▶

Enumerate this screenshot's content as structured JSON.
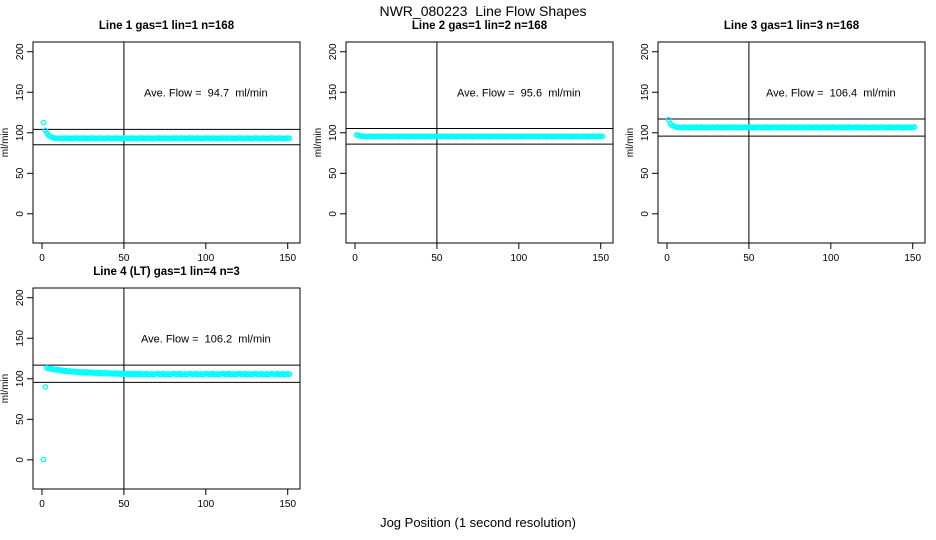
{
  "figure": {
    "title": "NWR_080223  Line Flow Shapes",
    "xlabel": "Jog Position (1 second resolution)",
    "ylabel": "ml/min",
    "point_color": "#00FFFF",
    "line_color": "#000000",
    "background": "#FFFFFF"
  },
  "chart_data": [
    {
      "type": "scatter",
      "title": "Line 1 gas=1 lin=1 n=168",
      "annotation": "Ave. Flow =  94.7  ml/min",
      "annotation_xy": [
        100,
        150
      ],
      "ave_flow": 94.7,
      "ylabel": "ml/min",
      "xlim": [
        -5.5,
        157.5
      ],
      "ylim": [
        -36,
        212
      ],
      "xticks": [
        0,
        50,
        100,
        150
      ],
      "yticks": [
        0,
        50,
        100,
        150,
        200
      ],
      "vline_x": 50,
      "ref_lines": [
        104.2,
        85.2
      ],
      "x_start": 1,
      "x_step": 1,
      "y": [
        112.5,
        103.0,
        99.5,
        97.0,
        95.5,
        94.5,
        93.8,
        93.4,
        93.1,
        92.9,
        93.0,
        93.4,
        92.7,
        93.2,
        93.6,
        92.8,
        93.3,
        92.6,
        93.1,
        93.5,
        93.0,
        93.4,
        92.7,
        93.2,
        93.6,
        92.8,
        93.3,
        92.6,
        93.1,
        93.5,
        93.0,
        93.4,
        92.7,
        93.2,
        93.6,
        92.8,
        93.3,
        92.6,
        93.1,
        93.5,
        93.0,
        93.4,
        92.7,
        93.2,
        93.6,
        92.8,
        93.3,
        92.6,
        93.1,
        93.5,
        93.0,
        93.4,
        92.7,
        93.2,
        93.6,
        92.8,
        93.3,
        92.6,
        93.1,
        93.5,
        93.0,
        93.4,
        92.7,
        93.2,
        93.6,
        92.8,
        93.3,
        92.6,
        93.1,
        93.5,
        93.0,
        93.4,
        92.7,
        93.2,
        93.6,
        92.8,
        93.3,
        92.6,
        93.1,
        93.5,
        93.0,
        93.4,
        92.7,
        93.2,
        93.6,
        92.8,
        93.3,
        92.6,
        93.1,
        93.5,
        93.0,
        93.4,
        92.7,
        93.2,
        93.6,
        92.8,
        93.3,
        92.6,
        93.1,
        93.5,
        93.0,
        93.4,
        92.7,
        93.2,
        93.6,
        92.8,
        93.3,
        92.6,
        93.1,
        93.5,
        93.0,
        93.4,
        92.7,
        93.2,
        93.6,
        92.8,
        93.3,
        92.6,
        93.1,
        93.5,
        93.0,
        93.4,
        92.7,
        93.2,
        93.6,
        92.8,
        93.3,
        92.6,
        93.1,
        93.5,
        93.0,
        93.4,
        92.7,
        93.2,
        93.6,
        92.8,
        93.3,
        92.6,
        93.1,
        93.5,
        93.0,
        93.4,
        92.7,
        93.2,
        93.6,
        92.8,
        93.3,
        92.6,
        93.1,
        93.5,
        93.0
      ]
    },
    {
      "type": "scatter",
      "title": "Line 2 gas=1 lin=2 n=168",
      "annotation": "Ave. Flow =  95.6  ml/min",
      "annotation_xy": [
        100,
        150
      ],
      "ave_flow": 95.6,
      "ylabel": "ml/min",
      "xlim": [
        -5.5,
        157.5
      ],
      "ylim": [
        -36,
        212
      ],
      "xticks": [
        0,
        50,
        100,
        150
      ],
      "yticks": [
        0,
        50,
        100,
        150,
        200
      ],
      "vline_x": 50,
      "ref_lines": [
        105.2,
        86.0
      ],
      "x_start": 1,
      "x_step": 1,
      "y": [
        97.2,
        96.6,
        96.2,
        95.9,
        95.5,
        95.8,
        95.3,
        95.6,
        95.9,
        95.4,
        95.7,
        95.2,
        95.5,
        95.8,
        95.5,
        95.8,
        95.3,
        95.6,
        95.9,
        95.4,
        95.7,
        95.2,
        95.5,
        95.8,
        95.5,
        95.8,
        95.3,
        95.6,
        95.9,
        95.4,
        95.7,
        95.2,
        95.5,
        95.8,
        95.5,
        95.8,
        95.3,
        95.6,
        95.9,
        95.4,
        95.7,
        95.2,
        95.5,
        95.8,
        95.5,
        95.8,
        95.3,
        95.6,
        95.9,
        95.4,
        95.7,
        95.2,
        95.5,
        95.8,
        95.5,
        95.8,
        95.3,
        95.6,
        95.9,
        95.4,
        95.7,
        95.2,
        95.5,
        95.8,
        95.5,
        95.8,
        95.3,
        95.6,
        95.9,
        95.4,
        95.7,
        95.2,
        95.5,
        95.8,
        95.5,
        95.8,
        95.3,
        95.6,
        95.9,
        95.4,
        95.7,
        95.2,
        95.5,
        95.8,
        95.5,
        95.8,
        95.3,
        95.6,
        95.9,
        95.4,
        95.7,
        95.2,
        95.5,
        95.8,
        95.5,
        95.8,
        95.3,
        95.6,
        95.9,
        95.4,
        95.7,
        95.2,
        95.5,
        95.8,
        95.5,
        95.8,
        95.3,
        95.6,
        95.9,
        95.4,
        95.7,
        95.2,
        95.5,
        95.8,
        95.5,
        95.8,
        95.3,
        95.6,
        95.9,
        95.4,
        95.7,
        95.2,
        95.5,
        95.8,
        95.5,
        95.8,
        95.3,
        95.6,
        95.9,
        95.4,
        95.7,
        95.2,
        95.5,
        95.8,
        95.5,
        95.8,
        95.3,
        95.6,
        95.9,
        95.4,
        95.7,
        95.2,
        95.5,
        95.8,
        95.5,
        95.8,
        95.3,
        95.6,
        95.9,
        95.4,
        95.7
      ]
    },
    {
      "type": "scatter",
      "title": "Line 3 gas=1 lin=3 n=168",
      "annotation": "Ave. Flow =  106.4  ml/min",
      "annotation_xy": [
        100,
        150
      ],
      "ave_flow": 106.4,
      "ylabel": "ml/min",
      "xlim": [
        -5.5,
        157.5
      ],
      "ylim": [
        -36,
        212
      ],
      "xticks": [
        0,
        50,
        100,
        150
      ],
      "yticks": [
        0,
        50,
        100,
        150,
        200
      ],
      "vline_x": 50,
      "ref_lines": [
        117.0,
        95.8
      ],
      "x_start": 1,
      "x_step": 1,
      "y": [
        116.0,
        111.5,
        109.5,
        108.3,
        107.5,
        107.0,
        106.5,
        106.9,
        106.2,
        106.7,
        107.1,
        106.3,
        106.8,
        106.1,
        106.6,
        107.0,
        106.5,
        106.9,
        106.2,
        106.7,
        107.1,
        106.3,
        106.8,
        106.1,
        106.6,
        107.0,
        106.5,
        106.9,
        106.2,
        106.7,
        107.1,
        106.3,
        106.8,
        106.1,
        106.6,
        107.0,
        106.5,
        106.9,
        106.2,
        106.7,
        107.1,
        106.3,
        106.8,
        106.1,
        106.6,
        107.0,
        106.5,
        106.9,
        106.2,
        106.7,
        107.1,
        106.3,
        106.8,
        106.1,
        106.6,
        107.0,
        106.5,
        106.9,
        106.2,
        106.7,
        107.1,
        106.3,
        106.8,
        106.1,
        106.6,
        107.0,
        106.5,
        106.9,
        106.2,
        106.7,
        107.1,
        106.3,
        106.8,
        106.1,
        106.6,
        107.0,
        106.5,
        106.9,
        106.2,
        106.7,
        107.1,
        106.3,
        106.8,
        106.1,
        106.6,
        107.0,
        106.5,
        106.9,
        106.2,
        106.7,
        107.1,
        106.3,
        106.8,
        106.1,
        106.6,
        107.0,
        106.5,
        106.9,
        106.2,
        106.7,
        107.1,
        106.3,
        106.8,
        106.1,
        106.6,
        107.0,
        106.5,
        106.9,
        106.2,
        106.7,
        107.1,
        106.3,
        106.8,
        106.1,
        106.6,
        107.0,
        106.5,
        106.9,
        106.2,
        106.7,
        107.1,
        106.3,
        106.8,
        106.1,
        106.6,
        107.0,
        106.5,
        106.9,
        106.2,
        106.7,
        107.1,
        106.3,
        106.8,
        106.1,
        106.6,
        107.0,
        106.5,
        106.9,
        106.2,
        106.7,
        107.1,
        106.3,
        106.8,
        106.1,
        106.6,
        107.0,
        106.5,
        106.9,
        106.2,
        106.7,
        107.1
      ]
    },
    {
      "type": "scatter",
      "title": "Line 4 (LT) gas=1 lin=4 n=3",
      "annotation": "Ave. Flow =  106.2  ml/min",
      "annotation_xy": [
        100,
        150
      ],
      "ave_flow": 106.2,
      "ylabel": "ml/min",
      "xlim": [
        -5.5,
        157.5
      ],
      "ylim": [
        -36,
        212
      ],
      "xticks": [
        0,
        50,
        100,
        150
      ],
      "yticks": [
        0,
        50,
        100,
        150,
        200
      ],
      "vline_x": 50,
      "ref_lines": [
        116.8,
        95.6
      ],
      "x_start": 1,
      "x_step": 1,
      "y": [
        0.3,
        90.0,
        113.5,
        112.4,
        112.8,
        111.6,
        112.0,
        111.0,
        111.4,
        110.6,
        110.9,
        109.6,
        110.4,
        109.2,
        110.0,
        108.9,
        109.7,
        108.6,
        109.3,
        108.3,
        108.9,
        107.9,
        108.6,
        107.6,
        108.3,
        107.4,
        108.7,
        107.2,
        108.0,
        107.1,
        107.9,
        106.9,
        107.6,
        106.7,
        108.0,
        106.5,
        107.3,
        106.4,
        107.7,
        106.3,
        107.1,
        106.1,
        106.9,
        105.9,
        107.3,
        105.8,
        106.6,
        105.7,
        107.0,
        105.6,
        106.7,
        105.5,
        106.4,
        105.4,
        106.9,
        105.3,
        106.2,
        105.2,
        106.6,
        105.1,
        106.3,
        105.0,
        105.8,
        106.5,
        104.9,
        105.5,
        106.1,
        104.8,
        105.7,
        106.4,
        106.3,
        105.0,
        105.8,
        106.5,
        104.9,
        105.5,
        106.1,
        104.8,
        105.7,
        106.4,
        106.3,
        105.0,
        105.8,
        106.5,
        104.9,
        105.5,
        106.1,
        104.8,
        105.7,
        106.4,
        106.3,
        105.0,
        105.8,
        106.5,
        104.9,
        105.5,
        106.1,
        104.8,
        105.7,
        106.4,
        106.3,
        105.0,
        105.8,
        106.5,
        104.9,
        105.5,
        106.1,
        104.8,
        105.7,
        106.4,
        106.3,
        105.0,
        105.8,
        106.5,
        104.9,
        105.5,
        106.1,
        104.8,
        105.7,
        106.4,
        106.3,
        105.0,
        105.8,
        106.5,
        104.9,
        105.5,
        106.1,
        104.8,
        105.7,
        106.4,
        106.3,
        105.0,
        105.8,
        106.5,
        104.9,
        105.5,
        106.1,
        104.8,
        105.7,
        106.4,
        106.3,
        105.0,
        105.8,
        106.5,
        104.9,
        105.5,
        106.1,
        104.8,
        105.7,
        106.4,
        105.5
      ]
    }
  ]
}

◀

- Directions -
Copy out every line of the listing that contains the string "title".

- Answer to the task -
    "title": "NWR_080223  Line Flow Shapes",
      "title": "Line 1 gas=1 lin=1 n=168",
      "title": "Line 2 gas=1 lin=2 n=168",
      "title": "Line 3 gas=1 lin=3 n=168",
      "title": "Line 4 (LT) gas=1 lin=4 n=3",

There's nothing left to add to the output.